◆ **Problem to work on**: Without the images, print all the entries below exactly as given.

Data excerpts:
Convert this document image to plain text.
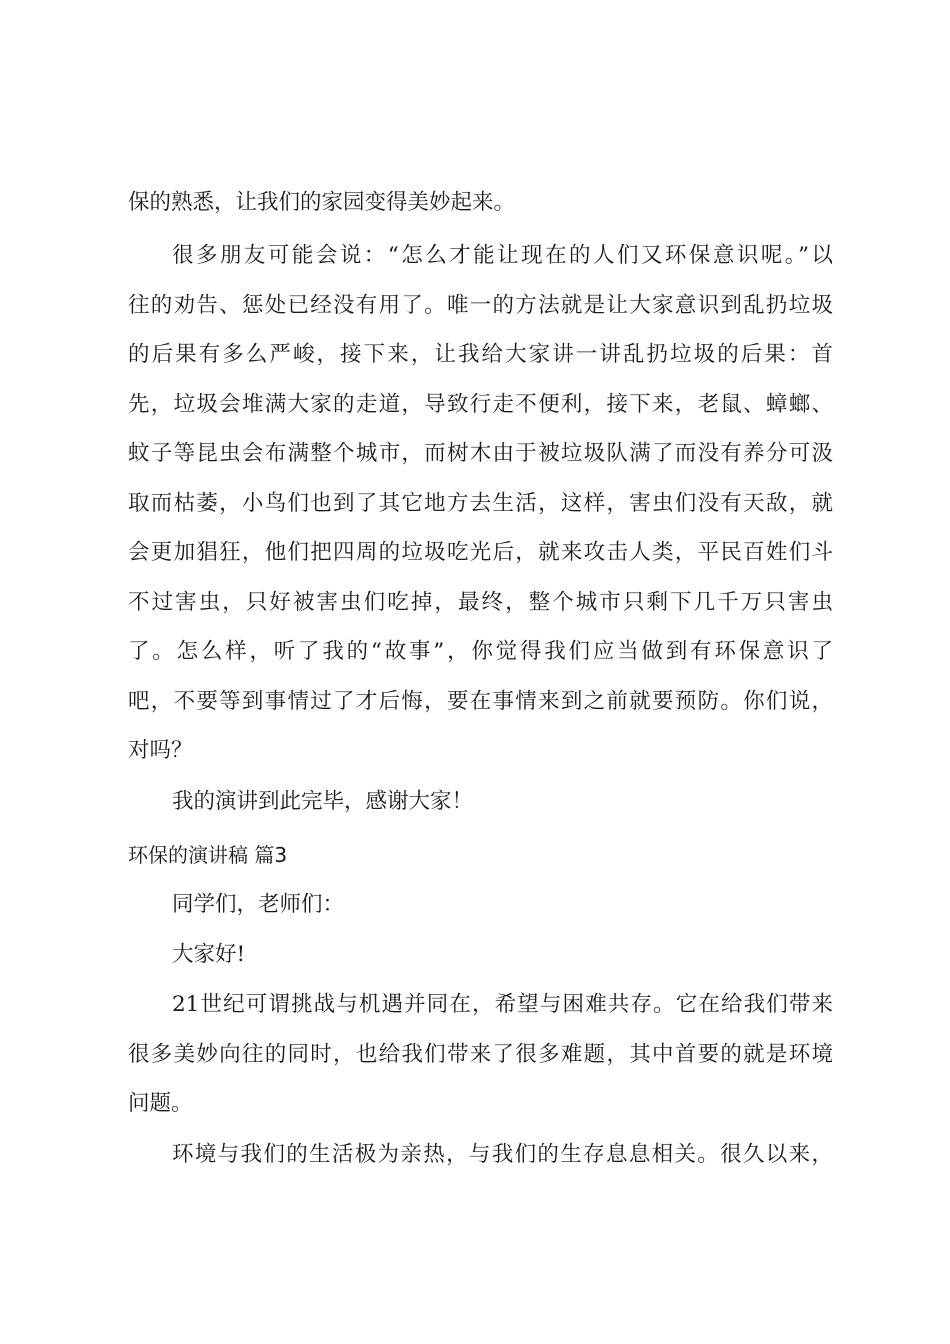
保的熟悉，让我们的家园变得美妙起来。
很多朋友可能会说：“怎么才能让现在的人们又环保意识呢。”以
往的劝告、惩处已经没有用了。唯一的方法就是让大家意识到乱扔垃圾
的后果有多么严峻，接下来，让我给大家讲一讲乱扔垃圾的后果：首
先，垃圾会堆满大家的走道，导致行走不便利，接下来，老鼠、蟑螂、
蚊子等昆虫会布满整个城市，而树木由于被垃圾队满了而没有养分可汲
取而枯萎，小鸟们也到了其它地方去生活，这样，害虫们没有天敌，就
会更加猖狂，他们把四周的垃圾吃光后，就来攻击人类，平民百姓们斗
不过害虫，只好被害虫们吃掉，最终，整个城市只剩下几千万只害虫
了。怎么样，听了我的“故事”，你觉得我们应当做到有环保意识了
吧，不要等到事情过了才后悔，要在事情来到之前就要预防。你们说，
对吗？
我的演讲到此完毕，感谢大家！
环保的演讲稿 篇3
同学们，老师们：
大家好!
21世纪可谓挑战与机遇并同在，希望与困难共存。它在给我们带来
很多美妙向往的同时，也给我们带来了很多难题，其中首要的就是环境
问题。
环境与我们的生活极为亲热，与我们的生存息息相关。很久以来，
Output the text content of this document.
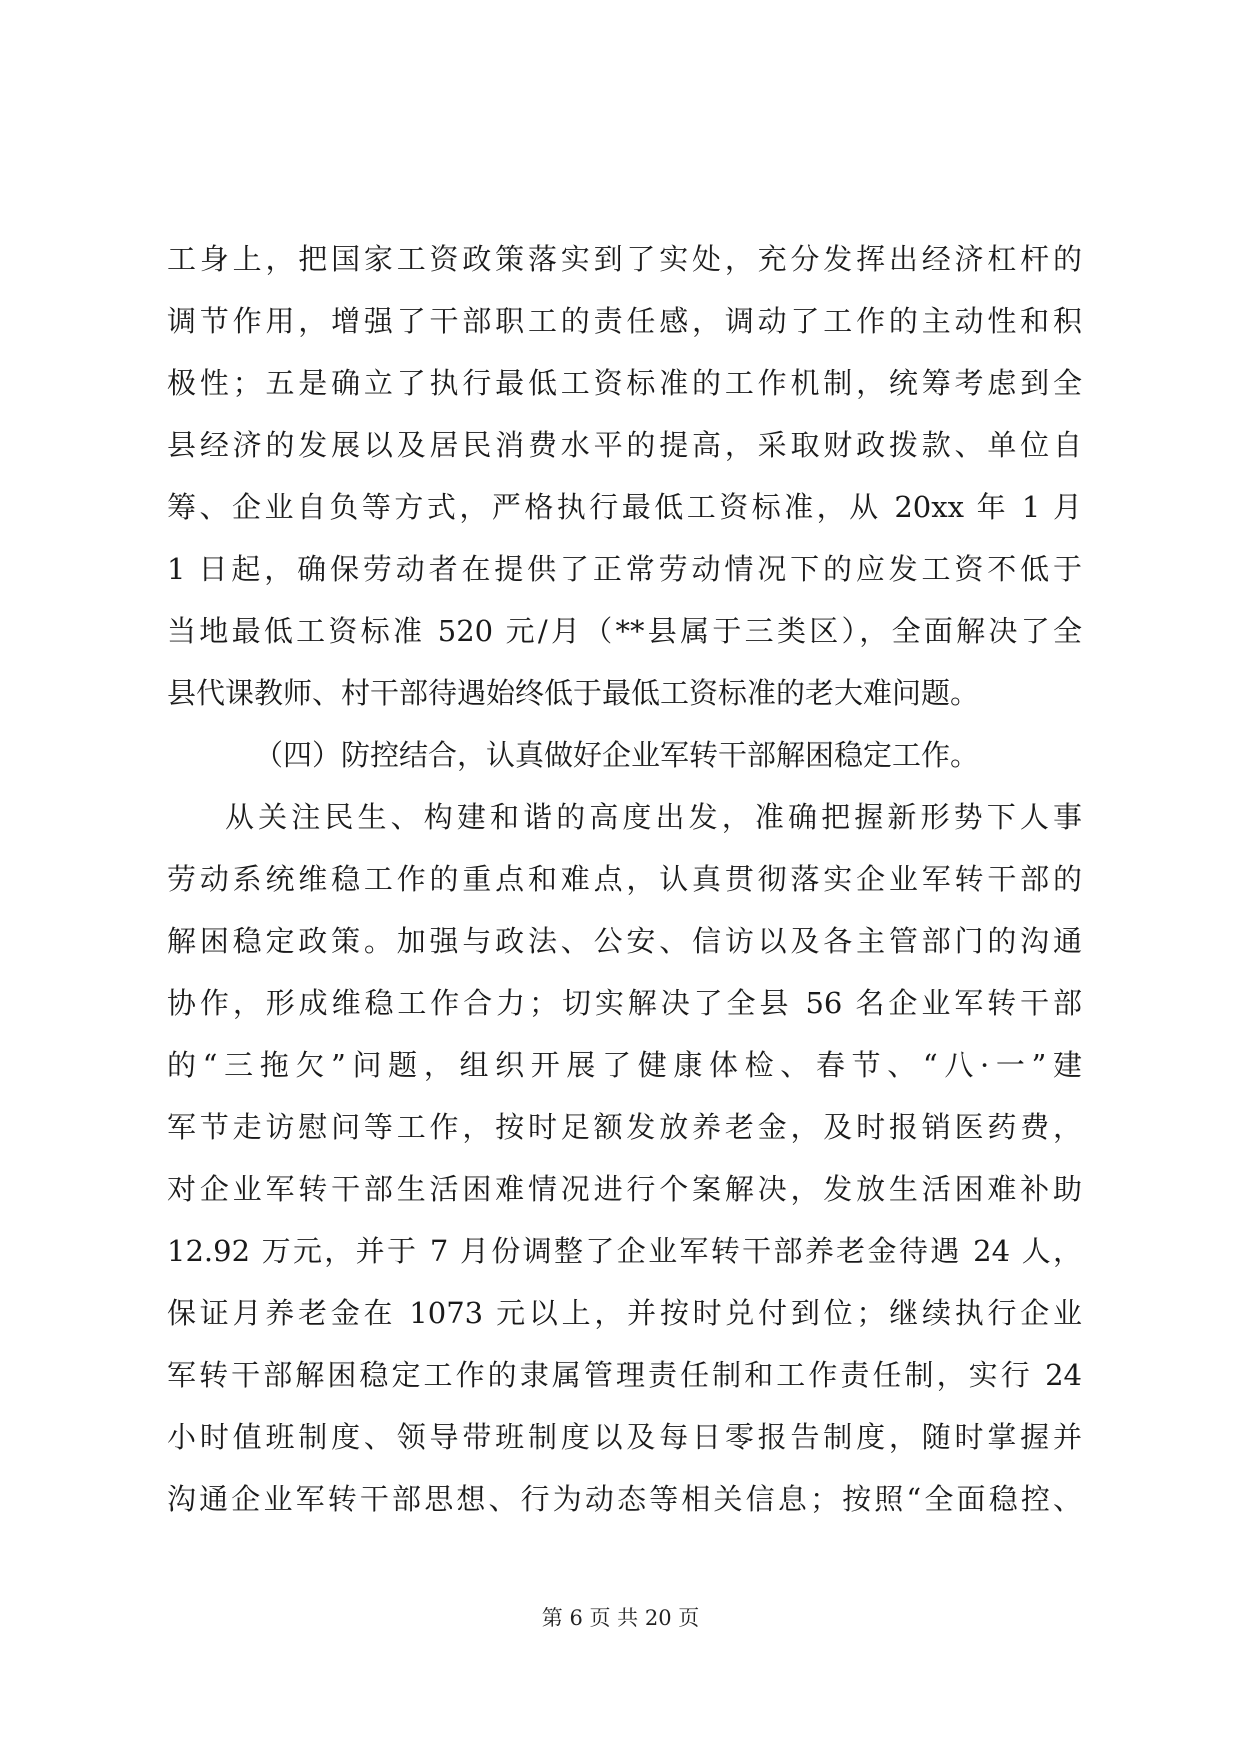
工身上，把国家工资政策落实到了实处，充分发挥出经济杠杆的
调节作用，增强了干部职工的责任感，调动了工作的主动性和积
极性；五是确立了执行最低工资标准的工作机制，统筹考虑到全
县经济的发展以及居民消费水平的提高，采取财政拨款、单位自
筹、企业自负等方式，严格执行最低工资标准，从 20xx 年 1 月
1 日起，确保劳动者在提供了正常劳动情况下的应发工资不低于
当地最低工资标准 520 元/月（**县属于三类区），全面解决了全
县代课教师、村干部待遇始终低于最低工资标准的老大难问题。
（四）防控结合，认真做好企业军转干部解困稳定工作。
从关注民生、构建和谐的高度出发，准确把握新形势下人事
劳动系统维稳工作的重点和难点，认真贯彻落实企业军转干部的
解困稳定政策。加强与政法、公安、信访以及各主管部门的沟通
协作，形成维稳工作合力；切实解决了全县 56 名企业军转干部
的“三拖欠”问题，组织开展了健康体检、春节、“八·一”建
军节走访慰问等工作，按时足额发放养老金，及时报销医药费，
对企业军转干部生活困难情况进行个案解决，发放生活困难补助
12.92 万元，并于 7 月份调整了企业军转干部养老金待遇 24 人，
保证月养老金在 1073 元以上，并按时兑付到位；继续执行企业
军转干部解困稳定工作的隶属管理责任制和工作责任制，实行 24
小时值班制度、领导带班制度以及每日零报告制度，随时掌握并
沟通企业军转干部思想、行为动态等相关信息；按照“全面稳控、
第 6 页 共 20 页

◆ **The answer**:
Convert this document image to plain text.
保的熟悉，让我们的家园变得美妙起来。
很多朋友可能会说：“怎么才能让现在的人们又环保意识呢。”以
往的劝告、惩处已经没有用了。唯一的方法就是让大家意识到乱扔垃圾
的后果有多么严峻，接下来，让我给大家讲一讲乱扔垃圾的后果：首
先，垃圾会堆满大家的走道，导致行走不便利，接下来，老鼠、蟑螂、
蚊子等昆虫会布满整个城市，而树木由于被垃圾队满了而没有养分可汲
取而枯萎，小鸟们也到了其它地方去生活，这样，害虫们没有天敌，就
会更加猖狂，他们把四周的垃圾吃光后，就来攻击人类，平民百姓们斗
不过害虫，只好被害虫们吃掉，最终，整个城市只剩下几千万只害虫
了。怎么样，听了我的“故事”，你觉得我们应当做到有环保意识了
吧，不要等到事情过了才后悔，要在事情来到之前就要预防。你们说，
对吗？
我的演讲到此完毕，感谢大家！
环保的演讲稿 篇3
同学们，老师们：
大家好!
21世纪可谓挑战与机遇并同在，希望与困难共存。它在给我们带来
很多美妙向往的同时，也给我们带来了很多难题，其中首要的就是环境
问题。
环境与我们的生活极为亲热，与我们的生存息息相关。很久以来，
Output the text content of this document.
工身上，把国家工资政策落实到了实处，充分发挥出经济杠杆的
调节作用，增强了干部职工的责任感，调动了工作的主动性和积
极性；五是确立了执行最低工资标准的工作机制，统筹考虑到全
县经济的发展以及居民消费水平的提高，采取财政拨款、单位自
筹、企业自负等方式，严格执行最低工资标准，从 20xx 年 1 月
1 日起，确保劳动者在提供了正常劳动情况下的应发工资不低于
当地最低工资标准 520 元/月（**县属于三类区），全面解决了全
县代课教师、村干部待遇始终低于最低工资标准的老大难问题。
（四）防控结合，认真做好企业军转干部解困稳定工作。
从关注民生、构建和谐的高度出发，准确把握新形势下人事
劳动系统维稳工作的重点和难点，认真贯彻落实企业军转干部的
解困稳定政策。加强与政法、公安、信访以及各主管部门的沟通
协作，形成维稳工作合力；切实解决了全县 56 名企业军转干部
的“三拖欠”问题，组织开展了健康体检、春节、“八·一”建
军节走访慰问等工作，按时足额发放养老金，及时报销医药费，
对企业军转干部生活困难情况进行个案解决，发放生活困难补助
12.92 万元，并于 7 月份调整了企业军转干部养老金待遇 24 人，
保证月养老金在 1073 元以上，并按时兑付到位；继续执行企业
军转干部解困稳定工作的隶属管理责任制和工作责任制，实行 24
小时值班制度、领导带班制度以及每日零报告制度，随时掌握并
沟通企业军转干部思想、行为动态等相关信息；按照“全面稳控、
第 6 页 共 20 页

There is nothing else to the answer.